YOUR OBJECTIVE:
Restate every line of the material, word for word.

INFORMATION SUPPLIED:
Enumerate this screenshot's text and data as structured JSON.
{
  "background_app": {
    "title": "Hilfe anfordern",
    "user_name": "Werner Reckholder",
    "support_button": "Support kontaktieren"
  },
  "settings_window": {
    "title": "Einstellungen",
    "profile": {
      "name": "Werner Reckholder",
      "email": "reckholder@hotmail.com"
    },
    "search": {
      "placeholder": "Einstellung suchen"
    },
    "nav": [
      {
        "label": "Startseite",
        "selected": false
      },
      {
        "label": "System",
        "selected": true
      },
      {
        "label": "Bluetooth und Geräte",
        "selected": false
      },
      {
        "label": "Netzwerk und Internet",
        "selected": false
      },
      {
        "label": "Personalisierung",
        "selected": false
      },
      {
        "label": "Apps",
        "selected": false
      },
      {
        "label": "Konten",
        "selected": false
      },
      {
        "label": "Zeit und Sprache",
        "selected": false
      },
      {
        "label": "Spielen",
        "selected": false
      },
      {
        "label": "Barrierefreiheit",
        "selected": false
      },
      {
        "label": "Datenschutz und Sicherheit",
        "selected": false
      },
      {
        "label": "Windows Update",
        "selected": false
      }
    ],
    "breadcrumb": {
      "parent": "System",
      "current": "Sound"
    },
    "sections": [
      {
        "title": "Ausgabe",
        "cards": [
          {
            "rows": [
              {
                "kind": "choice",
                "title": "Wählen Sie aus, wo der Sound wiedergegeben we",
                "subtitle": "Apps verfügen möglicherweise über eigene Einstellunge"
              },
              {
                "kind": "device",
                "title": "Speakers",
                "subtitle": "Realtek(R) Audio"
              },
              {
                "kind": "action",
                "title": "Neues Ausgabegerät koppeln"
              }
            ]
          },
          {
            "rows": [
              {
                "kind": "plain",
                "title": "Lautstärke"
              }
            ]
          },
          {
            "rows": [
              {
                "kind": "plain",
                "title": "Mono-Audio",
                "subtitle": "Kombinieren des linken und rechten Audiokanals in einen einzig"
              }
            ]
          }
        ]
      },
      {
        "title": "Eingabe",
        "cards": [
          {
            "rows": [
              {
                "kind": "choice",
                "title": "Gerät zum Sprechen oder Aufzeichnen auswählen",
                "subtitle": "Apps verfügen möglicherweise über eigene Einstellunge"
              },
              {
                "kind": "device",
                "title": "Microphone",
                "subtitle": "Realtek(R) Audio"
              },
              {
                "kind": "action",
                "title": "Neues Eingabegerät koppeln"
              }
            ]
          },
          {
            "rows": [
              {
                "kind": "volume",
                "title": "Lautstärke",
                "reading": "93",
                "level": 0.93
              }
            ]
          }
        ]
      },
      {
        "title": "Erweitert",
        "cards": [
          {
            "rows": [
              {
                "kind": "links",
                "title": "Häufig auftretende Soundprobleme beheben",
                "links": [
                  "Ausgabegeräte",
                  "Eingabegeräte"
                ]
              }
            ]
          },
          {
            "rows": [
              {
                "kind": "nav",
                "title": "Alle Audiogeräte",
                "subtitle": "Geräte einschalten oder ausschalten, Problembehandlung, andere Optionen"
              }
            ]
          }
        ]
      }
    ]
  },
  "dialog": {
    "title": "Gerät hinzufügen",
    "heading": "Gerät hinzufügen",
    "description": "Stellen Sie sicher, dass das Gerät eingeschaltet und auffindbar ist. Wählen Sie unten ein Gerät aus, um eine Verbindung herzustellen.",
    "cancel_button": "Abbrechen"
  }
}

ANSWER IN FULL:
Enumerate this screenshot's text and data as structured JSON.
{
  "background_app": {
    "title": "Hilfe anfordern",
    "user_name": "Werner Reckholder",
    "support_button": "Support kontaktieren"
  },
  "settings_window": {
    "title": "Einstellungen",
    "profile": {
      "name": "Werner Reckholder",
      "email": "reckholder@hotmail.com"
    },
    "search": {
      "placeholder": "Einstellung suchen"
    },
    "nav": [
      {
        "label": "Startseite",
        "selected": false
      },
      {
        "label": "System",
        "selected": true
      },
      {
        "label": "Bluetooth und Geräte",
        "selected": false
      },
      {
        "label": "Netzwerk und Internet",
        "selected": false
      },
      {
        "label": "Personalisierung",
        "selected": false
      },
      {
        "label": "Apps",
        "selected": false
      },
      {
        "label": "Konten",
        "selected": false
      },
      {
        "label": "Zeit und Sprache",
        "selected": false
      },
      {
        "label": "Spielen",
        "selected": false
      },
      {
        "label": "Barrierefreiheit",
        "selected": false
      },
      {
        "label": "Datenschutz und Sicherheit",
        "selected": false
      },
      {
        "label": "Windows Update",
        "selected": false
      }
    ],
    "breadcrumb": {
      "parent": "System",
      "current": "Sound"
    },
    "sections": [
      {
        "title": "Ausgabe",
        "cards": [
          {
            "rows": [
              {
                "kind": "choice",
                "title": "Wählen Sie aus, wo der Sound wiedergegeben we",
                "subtitle": "Apps verfügen möglicherweise über eigene Einstellunge"
              },
              {
                "kind": "device",
                "title": "Speakers",
                "subtitle": "Realtek(R) Audio"
              },
              {
                "kind": "action",
                "title": "Neues Ausgabegerät koppeln"
              }
            ]
          },
          {
            "rows": [
              {
                "kind": "plain",
                "title": "Lautstärke"
              }
            ]
          },
          {
            "rows": [
              {
                "kind": "plain",
                "title": "Mono-Audio",
                "subtitle": "Kombinieren des linken und rechten Audiokanals in einen einzig"
              }
            ]
          }
        ]
      },
      {
        "title": "Eingabe",
        "cards": [
          {
            "rows": [
              {
                "kind": "choice",
                "title": "Gerät zum Sprechen oder Aufzeichnen auswählen",
                "subtitle": "Apps verfügen möglicherweise über eigene Einstellunge"
              },
              {
                "kind": "device",
                "title": "Microphone",
                "subtitle": "Realtek(R) Audio"
              },
              {
                "kind": "action",
                "title": "Neues Eingabegerät koppeln"
              }
            ]
          },
          {
            "rows": [
              {
                "kind": "volume",
                "title": "Lautstärke",
                "reading": "93",
                "level": 0.93
              }
            ]
          }
        ]
      },
      {
        "title": "Erweitert",
        "cards": [
          {
            "rows": [
              {
                "kind": "links",
                "title": "Häufig auftretende Soundprobleme beheben",
                "links": [
                  "Ausgabegeräte",
                  "Eingabegeräte"
                ]
              }
            ]
          },
          {
            "rows": [
              {
                "kind": "nav",
                "title": "Alle Audiogeräte",
                "subtitle": "Geräte einschalten oder ausschalten, Problembehandlung, andere Optionen"
              }
            ]
          }
        ]
      }
    ]
  },
  "dialog": {
    "title": "Gerät hinzufügen",
    "heading": "Gerät hinzufügen",
    "description": "Stellen Sie sicher, dass das Gerät eingeschaltet und auffindbar ist. Wählen Sie unten ein Gerät aus, um eine Verbindung herzustellen.",
    "cancel_button": "Abbrechen"
  }
}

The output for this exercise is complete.